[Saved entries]
_ _ _ _ _ _ _

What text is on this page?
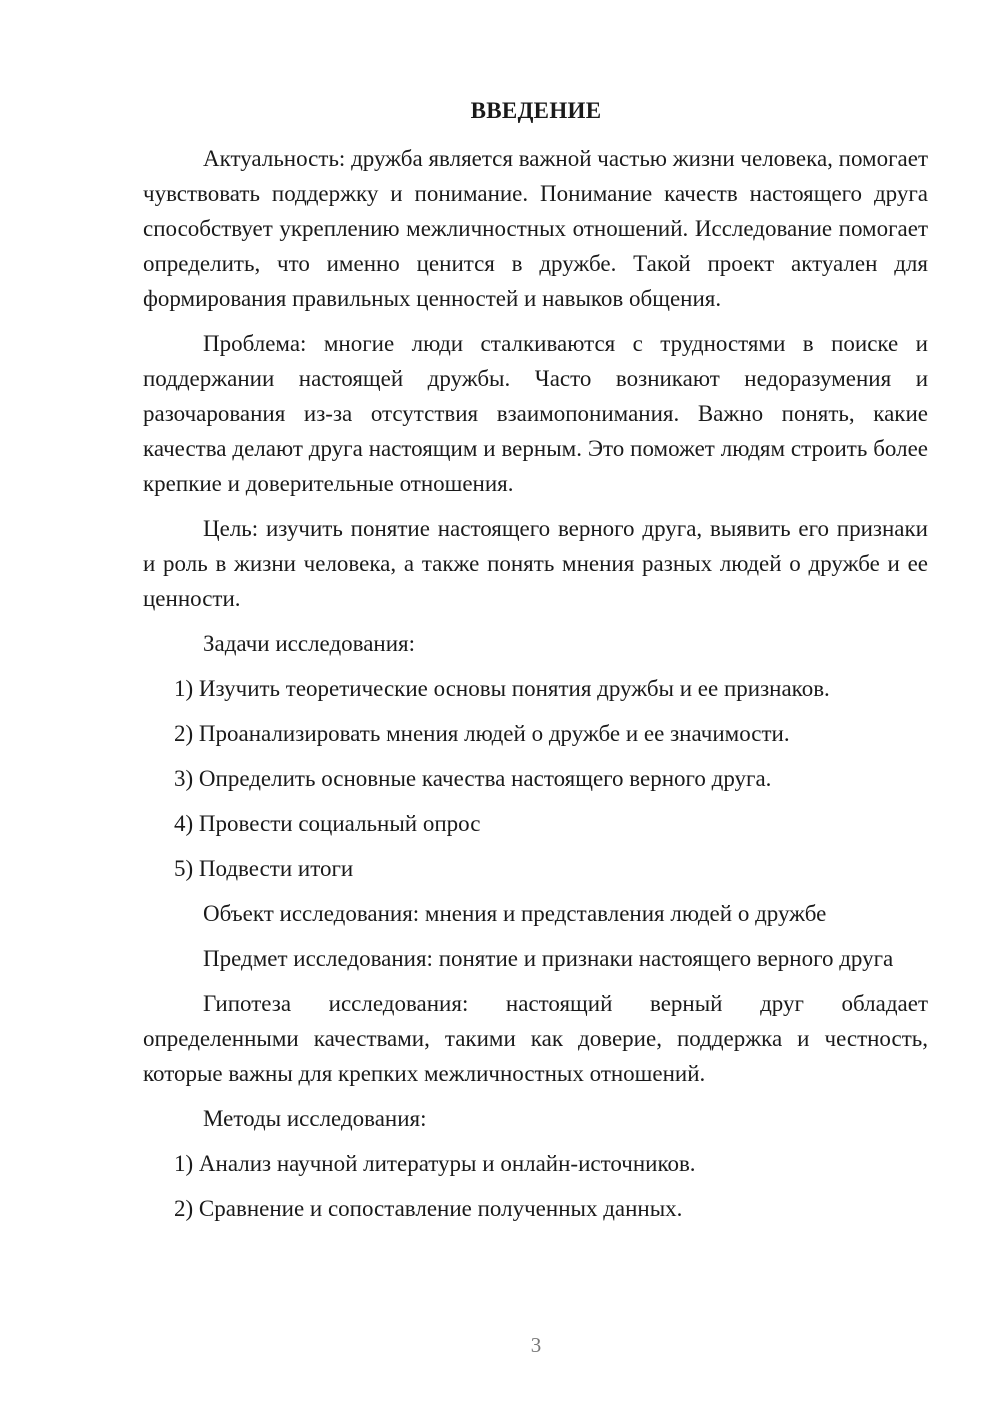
ВВЕДЕНИЕ

Актуальность: дружба является важной частью жизни человека, помогает чувствовать поддержку и понимание. Понимание качеств настоящего друга способствует укреплению межличностных отношений. Исследование помогает определить, что именно ценится в дружбе. Такой проект актуален для формирования правильных ценностей и навыков общения.

Проблема: многие люди сталкиваются с трудностями в поиске и поддержании настоящей дружбы. Часто возникают недоразумения и разочарования из-за отсутствия взаимопонимания. Важно понять, какие качества делают друга настоящим и верным. Это поможет людям строить более крепкие и доверительные отношения.

Цель: изучить понятие настоящего верного друга, выявить его признаки и роль в жизни человека, а также понять мнения разных людей о дружбе и ее ценности.

Задачи исследования:

1) Изучить теоретические основы понятия дружбы и ее признаков.

2) Проанализировать мнения людей о дружбе и ее значимости.

3) Определить основные качества настоящего верного друга.

4) Провести социальный опрос

5) Подвести итоги

Объект исследования: мнения и представления людей о дружбе

Предмет исследования: понятие и признаки настоящего верного друга

Гипотеза исследования: настоящий верный друг обладает определенными качествами, такими как доверие, поддержка и честность, которые важны для крепких межличностных отношений.

Методы исследования:

1) Анализ научной литературы и онлайн-источников.

2) Сравнение и сопоставление полученных данных.

3
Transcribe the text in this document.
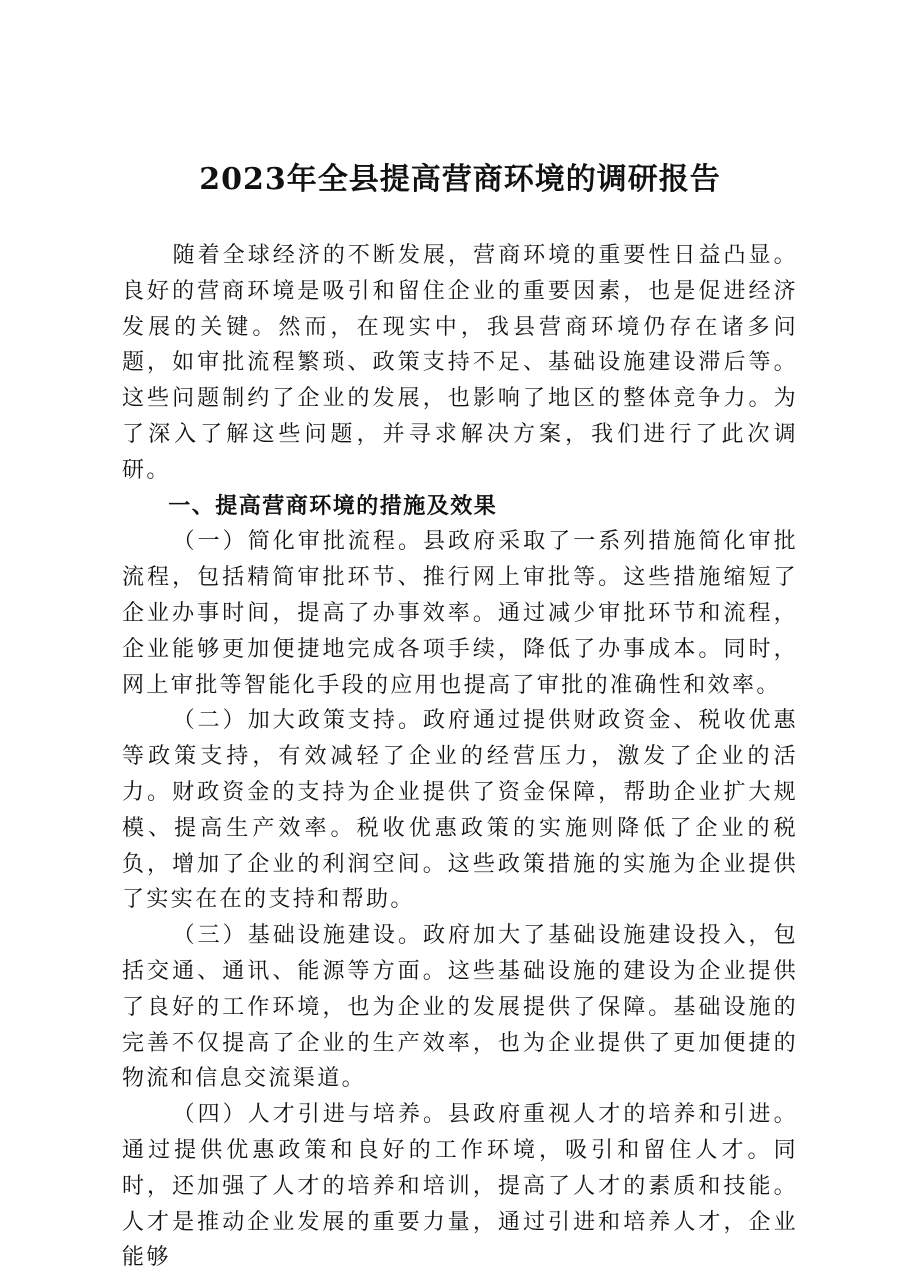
2023年全县提高营商环境的调研报告

随着全球经济的不断发展，营商环境的重要性日益凸显。良好的营商环境是吸引和留住企业的重要因素，也是促进经济发展的关键。然而，在现实中，我县营商环境仍存在诸多问题，如审批流程繁琐、政策支持不足、基础设施建设滞后等。这些问题制约了企业的发展，也影响了地区的整体竞争力。为了深入了解这些问题，并寻求解决方案，我们进行了此次调研。

一、提高营商环境的措施及效果

（一）简化审批流程。县政府采取了一系列措施简化审批流程，包括精简审批环节、推行网上审批等。这些措施缩短了企业办事时间，提高了办事效率。通过减少审批环节和流程，企业能够更加便捷地完成各项手续，降低了办事成本。同时，网上审批等智能化手段的应用也提高了审批的准确性和效率。

（二）加大政策支持。政府通过提供财政资金、税收优惠等政策支持，有效减轻了企业的经营压力，激发了企业的活力。财政资金的支持为企业提供了资金保障，帮助企业扩大规模、提高生产效率。税收优惠政策的实施则降低了企业的税负，增加了企业的利润空间。这些政策措施的实施为企业提供了实实在在的支持和帮助。

（三）基础设施建设。政府加大了基础设施建设投入，包括交通、通讯、能源等方面。这些基础设施的建设为企业提供了良好的工作环境，也为企业的发展提供了保障。基础设施的完善不仅提高了企业的生产效率，也为企业提供了更加便捷的物流和信息交流渠道。

（四）人才引进与培养。县政府重视人才的培养和引进。通过提供优惠政策和良好的工作环境，吸引和留住人才。同时，还加强了人才的培养和培训，提高了人才的素质和技能。人才是推动企业发展的重要力量，通过引进和培养人才，企业能够
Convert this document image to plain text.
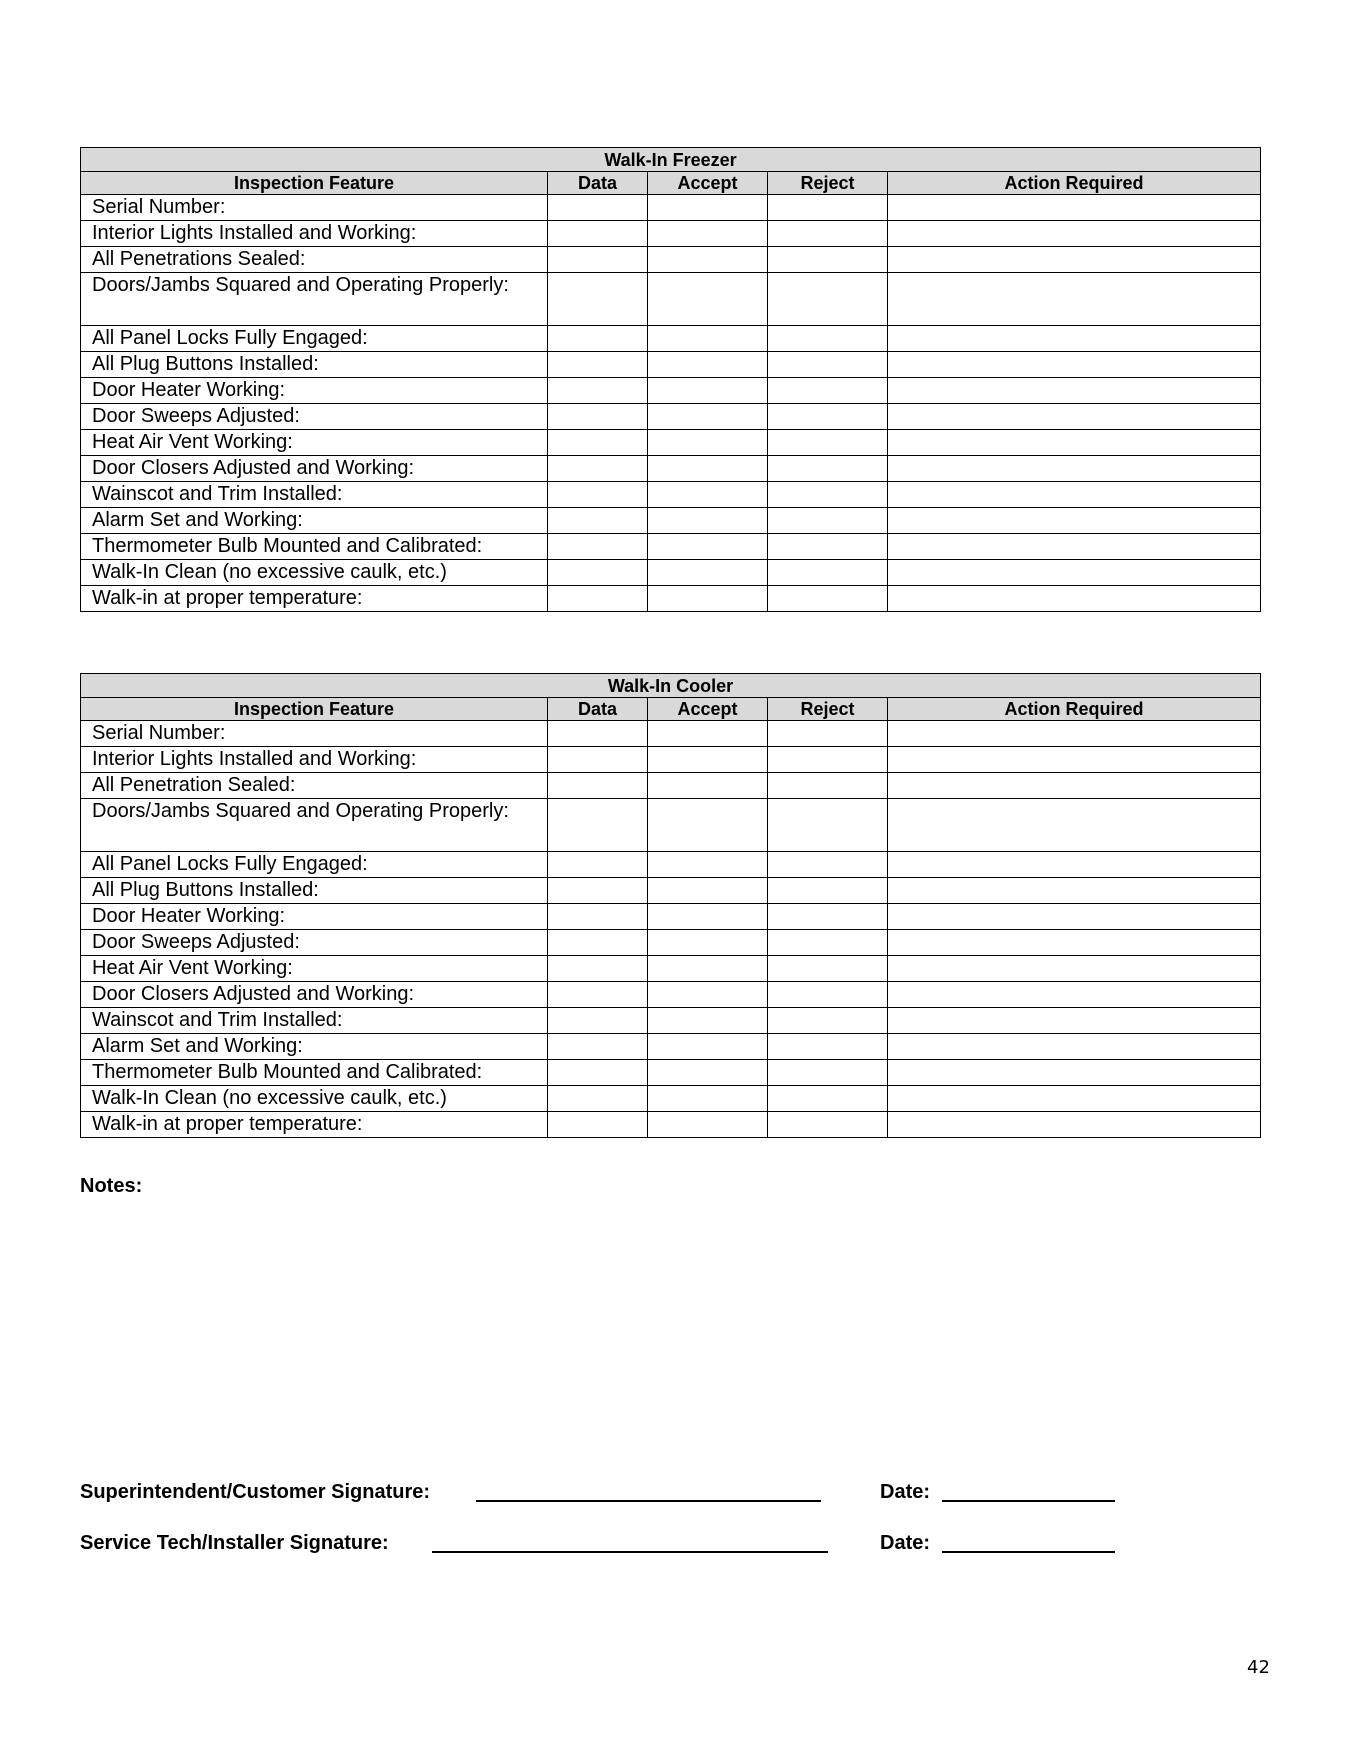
Walk-In Freezer				
Inspection Feature	Data	Accept	Reject	Action Required
Serial Number:				
Interior Lights Installed and Working:				
All Penetrations Sealed:				
Doors/Jambs Squared and Operating Properly:				
All Panel Locks Fully Engaged:				
All Plug Buttons Installed:				
Door Heater Working:				
Door Sweeps Adjusted:				
Heat Air Vent Working:				
Door Closers Adjusted and Working:				
Wainscot and Trim Installed:				
Alarm Set and Working:				
Thermometer Bulb Mounted and Calibrated:				
Walk-In Clean (no excessive caulk, etc.)				
Walk-in at proper temperature:				
Walk-In Cooler				
Inspection Feature	Data	Accept	Reject	Action Required
Serial Number:				
Interior Lights Installed and Working:				
All Penetration Sealed:				
Doors/Jambs Squared and Operating Properly:				
All Panel Locks Fully Engaged:				
All Plug Buttons Installed:				
Door Heater Working:				
Door Sweeps Adjusted:				
Heat Air Vent Working:				
Door Closers Adjusted and Working:				
Wainscot and Trim Installed:				
Alarm Set and Working:				
Thermometer Bulb Mounted and Calibrated:				
Walk-In Clean (no excessive caulk, etc.)				
Walk-in at proper temperature:				
Notes:
Superintendent/Customer Signature:	Date:
Service Tech/Installer Signature:	Date:
42
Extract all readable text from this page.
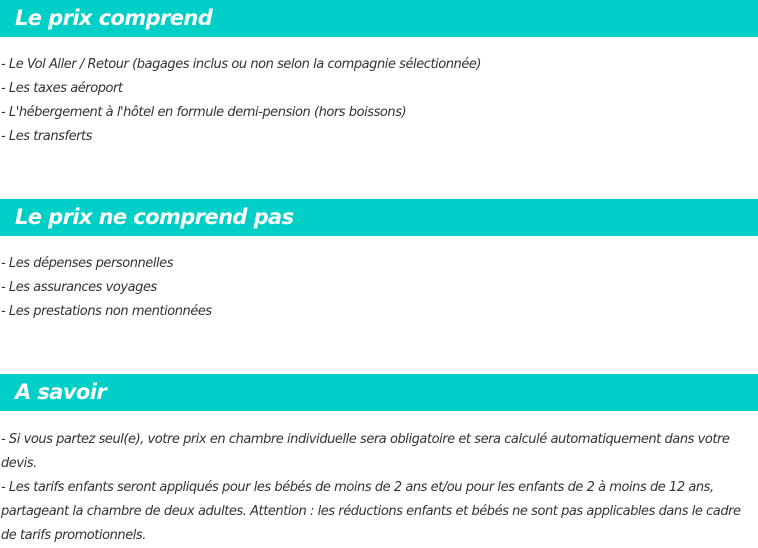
Le prix comprend
- Le Vol Aller / Retour (bagages inclus ou non selon la compagnie sélectionnée)
- Les taxes aéroport
- L'hébergement à l'hôtel en formule demi-pension (hors boissons)
- Les transferts
Le prix ne comprend pas
- Les dépenses personnelles
- Les assurances voyages
- Les prestations non mentionnées
A savoir
- Si vous partez seul(e), votre prix en chambre individuelle sera obligatoire et sera calculé automatiquement dans votre devis.
- Les tarifs enfants seront appliqués pour les bébés de moins de 2 ans et/ou pour les enfants de 2 à moins de 12 ans, partageant la chambre de deux adultes. Attention : les réductions enfants et bébés ne sont pas applicables dans le cadre de tarifs promotionnels.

_ _ _ _ _ _ _

- **Given request**
In the data above, tally the lines holding "друга" and answer with the figure only.

- **Response for this exercise**
5